Site icon MacDailyNews

Why Intel’s problem won’t be Apple’s problem

“This week, Intel announced that it was laying off 12,000 employees,” Dan Moren writes for Macworld. “If you’re not the type to keep a close eye on the industry, that might come as a surprise, but it’s been clear for a while that Intel missed the boat on the largest revolution to hit Silicon Valley in the past decade: the move to mobile.”

MacDailyNews Take: Intel didn’t just miss the boat, they missed the dock, the shore, the cab from the airport and the plane. By several years.

“This puts Apple in a peculiar position,” Moren writes. “”While the majority of devices that the company sells are now based on chips of Apple’s own design, it still has one long-running product line that relies on Intel: the Mac.”

“Given Apple’s history of switching Mac architectures roughly every 10 years — remember that for the decade before the PowerPC, the Mac ran exclusively on Motorola’s 68k processors — it seems a certainty that somewhere in Cupertino is a Mac prototype running on an ARM chip,” Moren writes. “Apple today is a much more powerful company than it was even a decade ago, so there’s no reason to believe it will be caught flat-footed should Intel no longer be capable or competitive.”

■ ■ ■ ■ ■

### Exercise instructions:
(1) According to the article about Intel and Apple, why does it seem certain that a Mac prototype running on an ARM chip exists somewhere in Cupertino? Answer in one to three sentences.
(2) Reproduce everything in the article about Intel and Apple from "Site icon MacDailyNews" down to "By several years.".
These records have no connection to the article about Intel and Apple.

(Dataset items)
■ ■ ■ ■ ■

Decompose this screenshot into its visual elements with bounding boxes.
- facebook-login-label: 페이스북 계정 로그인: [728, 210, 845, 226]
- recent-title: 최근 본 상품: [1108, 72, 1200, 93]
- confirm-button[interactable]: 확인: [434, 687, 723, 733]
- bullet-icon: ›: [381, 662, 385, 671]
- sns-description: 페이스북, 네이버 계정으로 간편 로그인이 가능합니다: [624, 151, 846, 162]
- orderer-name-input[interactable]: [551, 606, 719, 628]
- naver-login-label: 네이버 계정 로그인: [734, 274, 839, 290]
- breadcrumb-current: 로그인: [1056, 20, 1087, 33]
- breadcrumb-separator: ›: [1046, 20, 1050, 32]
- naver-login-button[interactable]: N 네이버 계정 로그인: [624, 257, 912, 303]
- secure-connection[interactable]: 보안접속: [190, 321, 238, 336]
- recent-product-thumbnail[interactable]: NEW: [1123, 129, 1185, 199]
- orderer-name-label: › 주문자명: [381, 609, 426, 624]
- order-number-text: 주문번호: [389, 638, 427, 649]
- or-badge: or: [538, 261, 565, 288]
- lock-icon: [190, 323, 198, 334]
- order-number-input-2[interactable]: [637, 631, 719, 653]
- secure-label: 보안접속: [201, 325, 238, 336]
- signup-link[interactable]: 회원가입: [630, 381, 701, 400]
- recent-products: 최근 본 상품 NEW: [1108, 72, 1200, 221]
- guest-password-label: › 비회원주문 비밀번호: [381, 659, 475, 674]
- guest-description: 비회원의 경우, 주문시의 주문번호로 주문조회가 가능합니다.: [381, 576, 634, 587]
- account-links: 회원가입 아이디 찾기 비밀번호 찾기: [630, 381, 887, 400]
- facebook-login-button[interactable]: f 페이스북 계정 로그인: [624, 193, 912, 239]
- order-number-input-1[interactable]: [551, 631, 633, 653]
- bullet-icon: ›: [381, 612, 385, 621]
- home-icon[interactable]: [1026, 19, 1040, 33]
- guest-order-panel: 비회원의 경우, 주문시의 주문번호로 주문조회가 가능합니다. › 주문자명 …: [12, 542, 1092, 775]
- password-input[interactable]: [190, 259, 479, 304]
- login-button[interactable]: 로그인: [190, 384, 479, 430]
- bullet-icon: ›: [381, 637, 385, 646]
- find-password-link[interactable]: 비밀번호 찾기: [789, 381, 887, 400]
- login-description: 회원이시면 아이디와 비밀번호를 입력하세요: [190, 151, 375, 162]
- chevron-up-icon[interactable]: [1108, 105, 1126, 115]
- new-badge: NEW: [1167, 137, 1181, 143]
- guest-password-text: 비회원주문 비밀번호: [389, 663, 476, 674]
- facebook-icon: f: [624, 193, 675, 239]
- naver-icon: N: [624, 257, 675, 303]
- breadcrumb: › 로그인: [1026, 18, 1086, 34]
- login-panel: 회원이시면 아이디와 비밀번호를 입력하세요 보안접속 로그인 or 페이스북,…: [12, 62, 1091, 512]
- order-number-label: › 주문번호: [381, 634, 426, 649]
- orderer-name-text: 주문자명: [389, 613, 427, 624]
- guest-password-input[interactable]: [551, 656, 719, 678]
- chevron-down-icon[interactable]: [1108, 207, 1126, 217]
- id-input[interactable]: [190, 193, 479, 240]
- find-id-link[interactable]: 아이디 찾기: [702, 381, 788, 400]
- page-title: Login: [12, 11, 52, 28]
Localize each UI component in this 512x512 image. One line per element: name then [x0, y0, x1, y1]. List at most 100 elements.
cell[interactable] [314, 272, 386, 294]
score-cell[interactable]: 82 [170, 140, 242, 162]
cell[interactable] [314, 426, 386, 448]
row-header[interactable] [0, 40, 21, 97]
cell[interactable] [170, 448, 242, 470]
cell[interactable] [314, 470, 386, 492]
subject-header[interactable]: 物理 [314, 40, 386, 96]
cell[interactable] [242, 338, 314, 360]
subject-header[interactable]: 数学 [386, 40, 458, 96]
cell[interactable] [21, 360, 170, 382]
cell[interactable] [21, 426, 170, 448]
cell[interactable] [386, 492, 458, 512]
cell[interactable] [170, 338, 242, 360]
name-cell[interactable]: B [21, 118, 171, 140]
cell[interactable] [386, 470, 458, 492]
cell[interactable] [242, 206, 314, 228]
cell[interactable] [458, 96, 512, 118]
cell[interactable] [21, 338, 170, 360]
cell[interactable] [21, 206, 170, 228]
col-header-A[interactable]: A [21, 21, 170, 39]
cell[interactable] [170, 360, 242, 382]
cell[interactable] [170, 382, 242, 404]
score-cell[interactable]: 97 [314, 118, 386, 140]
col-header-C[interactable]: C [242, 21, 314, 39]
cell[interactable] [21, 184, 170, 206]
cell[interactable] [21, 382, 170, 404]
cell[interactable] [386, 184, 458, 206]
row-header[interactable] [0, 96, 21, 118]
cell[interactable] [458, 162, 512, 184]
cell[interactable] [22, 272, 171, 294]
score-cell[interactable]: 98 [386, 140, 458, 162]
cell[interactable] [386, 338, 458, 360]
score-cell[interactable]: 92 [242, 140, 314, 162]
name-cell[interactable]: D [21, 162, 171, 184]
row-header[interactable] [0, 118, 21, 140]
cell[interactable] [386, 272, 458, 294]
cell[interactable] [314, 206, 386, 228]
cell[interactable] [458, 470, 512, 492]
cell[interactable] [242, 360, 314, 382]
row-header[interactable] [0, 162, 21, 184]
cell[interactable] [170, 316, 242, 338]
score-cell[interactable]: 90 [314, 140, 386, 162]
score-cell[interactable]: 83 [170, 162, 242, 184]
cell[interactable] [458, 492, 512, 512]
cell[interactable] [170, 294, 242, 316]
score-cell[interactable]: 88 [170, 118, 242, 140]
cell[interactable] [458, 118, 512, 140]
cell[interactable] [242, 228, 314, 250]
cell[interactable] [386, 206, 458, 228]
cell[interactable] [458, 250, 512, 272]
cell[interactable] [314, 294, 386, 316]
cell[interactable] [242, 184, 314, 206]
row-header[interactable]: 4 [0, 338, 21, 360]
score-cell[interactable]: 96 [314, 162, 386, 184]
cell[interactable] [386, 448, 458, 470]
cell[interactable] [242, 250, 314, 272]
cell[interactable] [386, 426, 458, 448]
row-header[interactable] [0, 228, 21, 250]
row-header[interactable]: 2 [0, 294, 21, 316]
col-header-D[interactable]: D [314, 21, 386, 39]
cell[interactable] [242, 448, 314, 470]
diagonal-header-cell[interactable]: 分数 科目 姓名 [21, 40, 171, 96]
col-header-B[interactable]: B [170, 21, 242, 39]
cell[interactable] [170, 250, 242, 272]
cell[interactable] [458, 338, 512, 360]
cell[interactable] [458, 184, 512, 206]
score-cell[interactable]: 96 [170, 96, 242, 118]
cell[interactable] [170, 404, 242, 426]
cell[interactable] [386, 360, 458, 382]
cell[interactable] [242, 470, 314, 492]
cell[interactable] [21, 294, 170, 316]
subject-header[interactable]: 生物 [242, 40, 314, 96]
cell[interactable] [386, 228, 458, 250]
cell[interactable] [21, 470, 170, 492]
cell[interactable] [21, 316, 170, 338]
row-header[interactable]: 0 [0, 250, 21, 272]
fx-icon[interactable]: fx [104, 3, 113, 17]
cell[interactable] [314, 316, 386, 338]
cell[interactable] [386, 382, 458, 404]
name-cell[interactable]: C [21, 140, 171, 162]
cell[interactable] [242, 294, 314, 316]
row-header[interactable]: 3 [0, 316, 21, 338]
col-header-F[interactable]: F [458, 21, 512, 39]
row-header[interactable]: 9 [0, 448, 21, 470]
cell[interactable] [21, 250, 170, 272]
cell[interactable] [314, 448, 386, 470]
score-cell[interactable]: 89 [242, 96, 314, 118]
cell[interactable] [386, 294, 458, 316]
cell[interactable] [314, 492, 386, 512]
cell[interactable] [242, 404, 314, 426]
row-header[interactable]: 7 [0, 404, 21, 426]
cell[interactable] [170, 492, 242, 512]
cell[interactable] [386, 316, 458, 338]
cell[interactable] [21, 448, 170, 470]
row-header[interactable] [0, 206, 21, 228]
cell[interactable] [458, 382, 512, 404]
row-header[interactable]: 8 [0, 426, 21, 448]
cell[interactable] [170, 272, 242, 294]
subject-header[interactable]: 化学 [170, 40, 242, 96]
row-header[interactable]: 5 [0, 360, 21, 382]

■ ■ ■ ■ ■

### Task-by-task results:
(1) It seems certain because Apple has a history of switching Mac architectures roughly every 10 years. The article points out that for the decade before the PowerPC, the Mac ran exclusively on Motorola's 68k processors.

(2)
Site icon MacDailyNews

Why Intel’s problem won’t be Apple’s problem

“This week, Intel announced that it was laying off 12,000 employees,” Dan Moren writes for Macworld. “If you’re not the type to keep a close eye on the industry, that might come as a surprise, but it’s been clear for a while that Intel missed the boat on the largest revolution to hit Silicon Valley in the past decade: the move to mobile.”

MacDailyNews Take: Intel didn’t just miss the boat, they missed the dock, the shore, the cab from the airport and the plane. By several years.